# START OF DATA SHOWN

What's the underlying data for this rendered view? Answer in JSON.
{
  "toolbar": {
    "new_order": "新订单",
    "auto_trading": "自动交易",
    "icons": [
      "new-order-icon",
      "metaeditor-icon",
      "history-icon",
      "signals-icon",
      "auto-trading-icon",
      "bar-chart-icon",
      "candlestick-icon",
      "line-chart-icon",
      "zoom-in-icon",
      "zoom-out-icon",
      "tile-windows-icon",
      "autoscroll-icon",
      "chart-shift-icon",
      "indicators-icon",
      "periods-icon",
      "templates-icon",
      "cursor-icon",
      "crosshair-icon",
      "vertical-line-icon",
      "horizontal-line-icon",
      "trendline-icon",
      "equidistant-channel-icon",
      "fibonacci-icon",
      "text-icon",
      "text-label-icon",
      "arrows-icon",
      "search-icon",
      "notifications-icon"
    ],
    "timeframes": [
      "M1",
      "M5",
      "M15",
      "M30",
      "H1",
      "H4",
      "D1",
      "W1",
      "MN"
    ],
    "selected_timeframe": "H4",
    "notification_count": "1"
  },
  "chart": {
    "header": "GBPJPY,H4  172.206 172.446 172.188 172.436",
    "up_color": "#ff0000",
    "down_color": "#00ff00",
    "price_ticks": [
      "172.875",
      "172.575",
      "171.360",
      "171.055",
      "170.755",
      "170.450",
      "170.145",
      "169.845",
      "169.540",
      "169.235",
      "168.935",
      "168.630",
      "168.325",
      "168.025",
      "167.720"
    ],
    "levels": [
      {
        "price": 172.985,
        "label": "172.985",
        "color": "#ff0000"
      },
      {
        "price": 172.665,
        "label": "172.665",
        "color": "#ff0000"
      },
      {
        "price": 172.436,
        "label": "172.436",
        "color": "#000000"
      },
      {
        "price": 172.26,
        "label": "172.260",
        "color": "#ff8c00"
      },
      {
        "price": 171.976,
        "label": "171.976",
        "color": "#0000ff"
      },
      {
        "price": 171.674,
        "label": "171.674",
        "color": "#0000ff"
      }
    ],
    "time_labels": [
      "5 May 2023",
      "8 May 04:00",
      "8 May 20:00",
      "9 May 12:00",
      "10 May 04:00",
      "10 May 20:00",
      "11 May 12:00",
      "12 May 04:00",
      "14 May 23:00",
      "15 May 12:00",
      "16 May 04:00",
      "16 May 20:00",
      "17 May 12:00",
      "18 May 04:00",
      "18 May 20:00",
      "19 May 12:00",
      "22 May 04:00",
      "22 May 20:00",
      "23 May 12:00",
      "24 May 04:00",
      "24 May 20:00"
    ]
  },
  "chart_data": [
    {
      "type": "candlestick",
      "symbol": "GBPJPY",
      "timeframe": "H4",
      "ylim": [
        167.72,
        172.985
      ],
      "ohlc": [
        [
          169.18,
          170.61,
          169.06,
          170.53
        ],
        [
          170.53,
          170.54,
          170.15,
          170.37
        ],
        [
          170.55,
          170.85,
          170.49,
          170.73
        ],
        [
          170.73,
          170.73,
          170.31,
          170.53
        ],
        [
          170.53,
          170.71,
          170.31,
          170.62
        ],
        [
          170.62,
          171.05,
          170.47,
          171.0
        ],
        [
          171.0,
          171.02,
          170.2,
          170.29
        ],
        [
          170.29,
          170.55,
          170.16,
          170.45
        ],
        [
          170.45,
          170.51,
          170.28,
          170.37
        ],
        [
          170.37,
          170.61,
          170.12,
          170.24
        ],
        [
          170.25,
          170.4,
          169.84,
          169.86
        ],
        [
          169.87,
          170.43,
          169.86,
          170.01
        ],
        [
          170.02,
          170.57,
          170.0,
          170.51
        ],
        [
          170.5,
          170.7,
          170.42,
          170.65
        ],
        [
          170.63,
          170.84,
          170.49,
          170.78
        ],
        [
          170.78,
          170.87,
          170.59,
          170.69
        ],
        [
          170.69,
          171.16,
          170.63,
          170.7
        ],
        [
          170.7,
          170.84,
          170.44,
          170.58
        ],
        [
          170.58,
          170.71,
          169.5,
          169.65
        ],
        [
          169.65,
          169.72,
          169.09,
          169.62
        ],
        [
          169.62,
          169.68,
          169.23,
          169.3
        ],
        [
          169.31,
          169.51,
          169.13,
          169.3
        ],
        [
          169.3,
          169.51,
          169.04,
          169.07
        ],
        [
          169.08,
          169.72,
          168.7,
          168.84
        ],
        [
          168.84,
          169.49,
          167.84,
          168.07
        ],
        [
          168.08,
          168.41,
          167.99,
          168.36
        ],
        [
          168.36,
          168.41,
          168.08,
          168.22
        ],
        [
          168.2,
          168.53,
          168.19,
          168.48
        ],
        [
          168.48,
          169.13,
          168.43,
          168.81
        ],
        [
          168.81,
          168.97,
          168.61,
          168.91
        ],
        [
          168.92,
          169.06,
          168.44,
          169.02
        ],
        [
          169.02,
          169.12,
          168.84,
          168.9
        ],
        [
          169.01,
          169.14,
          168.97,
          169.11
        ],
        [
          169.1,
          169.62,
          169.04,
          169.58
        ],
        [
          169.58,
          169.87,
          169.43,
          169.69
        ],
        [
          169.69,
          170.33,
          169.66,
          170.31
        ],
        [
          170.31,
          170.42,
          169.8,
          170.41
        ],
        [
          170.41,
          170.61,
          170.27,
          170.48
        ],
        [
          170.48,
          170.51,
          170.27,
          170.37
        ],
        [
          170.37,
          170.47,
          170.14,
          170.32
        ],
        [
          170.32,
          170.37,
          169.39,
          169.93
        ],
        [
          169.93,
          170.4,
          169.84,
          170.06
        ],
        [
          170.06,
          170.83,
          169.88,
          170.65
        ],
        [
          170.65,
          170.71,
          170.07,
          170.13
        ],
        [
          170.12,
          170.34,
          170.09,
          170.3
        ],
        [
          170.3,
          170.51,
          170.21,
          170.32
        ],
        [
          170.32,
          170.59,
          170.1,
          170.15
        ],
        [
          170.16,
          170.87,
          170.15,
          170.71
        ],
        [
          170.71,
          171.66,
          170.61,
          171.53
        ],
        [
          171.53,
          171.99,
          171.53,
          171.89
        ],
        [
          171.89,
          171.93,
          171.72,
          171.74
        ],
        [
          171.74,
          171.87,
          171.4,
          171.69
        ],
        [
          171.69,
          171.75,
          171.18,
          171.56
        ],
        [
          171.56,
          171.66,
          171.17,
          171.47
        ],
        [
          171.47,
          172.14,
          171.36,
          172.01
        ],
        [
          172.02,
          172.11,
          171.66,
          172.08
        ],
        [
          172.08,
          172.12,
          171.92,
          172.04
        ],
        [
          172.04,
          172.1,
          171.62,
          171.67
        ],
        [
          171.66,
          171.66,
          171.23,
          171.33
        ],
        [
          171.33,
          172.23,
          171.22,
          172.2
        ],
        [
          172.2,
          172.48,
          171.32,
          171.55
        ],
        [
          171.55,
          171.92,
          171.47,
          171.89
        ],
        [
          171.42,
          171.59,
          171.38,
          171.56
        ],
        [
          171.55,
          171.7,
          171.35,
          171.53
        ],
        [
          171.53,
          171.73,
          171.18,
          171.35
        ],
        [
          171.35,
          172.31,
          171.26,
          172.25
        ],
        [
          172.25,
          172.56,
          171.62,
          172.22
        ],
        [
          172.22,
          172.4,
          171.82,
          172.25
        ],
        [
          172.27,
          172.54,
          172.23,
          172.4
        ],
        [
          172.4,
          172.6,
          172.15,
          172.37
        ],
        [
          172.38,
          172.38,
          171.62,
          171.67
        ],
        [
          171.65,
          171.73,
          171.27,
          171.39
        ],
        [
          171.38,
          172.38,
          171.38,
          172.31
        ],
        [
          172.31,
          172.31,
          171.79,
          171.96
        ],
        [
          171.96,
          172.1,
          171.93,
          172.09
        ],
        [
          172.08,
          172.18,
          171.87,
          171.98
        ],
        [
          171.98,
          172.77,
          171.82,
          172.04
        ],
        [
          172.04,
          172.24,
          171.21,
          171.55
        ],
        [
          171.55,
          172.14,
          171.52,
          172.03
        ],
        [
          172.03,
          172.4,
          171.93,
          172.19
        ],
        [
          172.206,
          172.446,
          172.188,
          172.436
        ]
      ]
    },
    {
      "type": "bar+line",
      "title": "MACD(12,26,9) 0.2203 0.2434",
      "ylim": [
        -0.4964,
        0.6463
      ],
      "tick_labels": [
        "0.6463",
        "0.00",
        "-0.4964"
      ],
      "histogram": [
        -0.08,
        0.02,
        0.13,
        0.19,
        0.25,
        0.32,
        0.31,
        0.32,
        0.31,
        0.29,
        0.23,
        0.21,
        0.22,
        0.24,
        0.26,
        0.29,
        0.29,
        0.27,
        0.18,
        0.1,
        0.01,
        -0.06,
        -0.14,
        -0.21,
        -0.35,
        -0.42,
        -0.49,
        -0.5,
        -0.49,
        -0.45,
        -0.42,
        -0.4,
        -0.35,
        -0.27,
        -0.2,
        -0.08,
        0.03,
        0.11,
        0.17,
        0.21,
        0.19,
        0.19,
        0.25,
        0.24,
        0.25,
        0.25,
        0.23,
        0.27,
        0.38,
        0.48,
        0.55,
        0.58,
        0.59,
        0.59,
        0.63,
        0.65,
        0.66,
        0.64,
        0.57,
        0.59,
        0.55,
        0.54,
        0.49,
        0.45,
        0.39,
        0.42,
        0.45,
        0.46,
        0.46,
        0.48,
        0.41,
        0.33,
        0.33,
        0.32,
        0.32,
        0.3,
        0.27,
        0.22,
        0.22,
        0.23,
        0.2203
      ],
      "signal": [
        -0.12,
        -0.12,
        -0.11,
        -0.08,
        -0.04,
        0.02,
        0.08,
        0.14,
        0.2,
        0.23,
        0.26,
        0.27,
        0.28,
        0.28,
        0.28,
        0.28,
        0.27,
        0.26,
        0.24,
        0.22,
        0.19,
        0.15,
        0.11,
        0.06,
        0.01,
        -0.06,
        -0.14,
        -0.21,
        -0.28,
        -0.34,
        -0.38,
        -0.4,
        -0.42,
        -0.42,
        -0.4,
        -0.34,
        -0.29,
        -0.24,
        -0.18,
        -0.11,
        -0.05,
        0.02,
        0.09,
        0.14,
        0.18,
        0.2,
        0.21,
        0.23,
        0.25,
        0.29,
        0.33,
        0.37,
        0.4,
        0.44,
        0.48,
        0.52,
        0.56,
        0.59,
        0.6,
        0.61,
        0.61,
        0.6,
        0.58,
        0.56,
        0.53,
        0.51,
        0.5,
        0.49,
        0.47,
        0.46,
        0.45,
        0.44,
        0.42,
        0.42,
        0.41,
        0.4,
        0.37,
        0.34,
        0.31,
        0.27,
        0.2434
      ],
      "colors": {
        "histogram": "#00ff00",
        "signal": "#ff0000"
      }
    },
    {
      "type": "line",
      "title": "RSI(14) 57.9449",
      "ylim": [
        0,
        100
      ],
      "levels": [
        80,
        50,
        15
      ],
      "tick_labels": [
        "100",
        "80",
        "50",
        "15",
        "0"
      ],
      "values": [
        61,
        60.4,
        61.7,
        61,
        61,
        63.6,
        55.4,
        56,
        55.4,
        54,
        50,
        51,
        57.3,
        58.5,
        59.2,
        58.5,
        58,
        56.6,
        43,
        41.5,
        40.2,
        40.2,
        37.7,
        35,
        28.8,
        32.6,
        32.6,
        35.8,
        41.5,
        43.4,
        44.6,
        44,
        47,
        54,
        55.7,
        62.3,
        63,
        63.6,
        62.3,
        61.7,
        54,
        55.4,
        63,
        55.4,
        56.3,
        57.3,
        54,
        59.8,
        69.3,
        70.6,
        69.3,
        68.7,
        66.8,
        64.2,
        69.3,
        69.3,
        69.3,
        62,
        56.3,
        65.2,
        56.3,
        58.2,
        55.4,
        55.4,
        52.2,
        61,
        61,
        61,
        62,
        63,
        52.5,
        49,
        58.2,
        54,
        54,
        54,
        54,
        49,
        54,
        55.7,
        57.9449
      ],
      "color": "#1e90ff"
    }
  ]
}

# END OF DATA SHOWN

#### [TASK DETAILS]
Go through the material and select each line with the string "type" in it.

#### [THE COMPLETED TASK]
      "type": "candlestick",
      "type": "bar+line",
      "type": "line",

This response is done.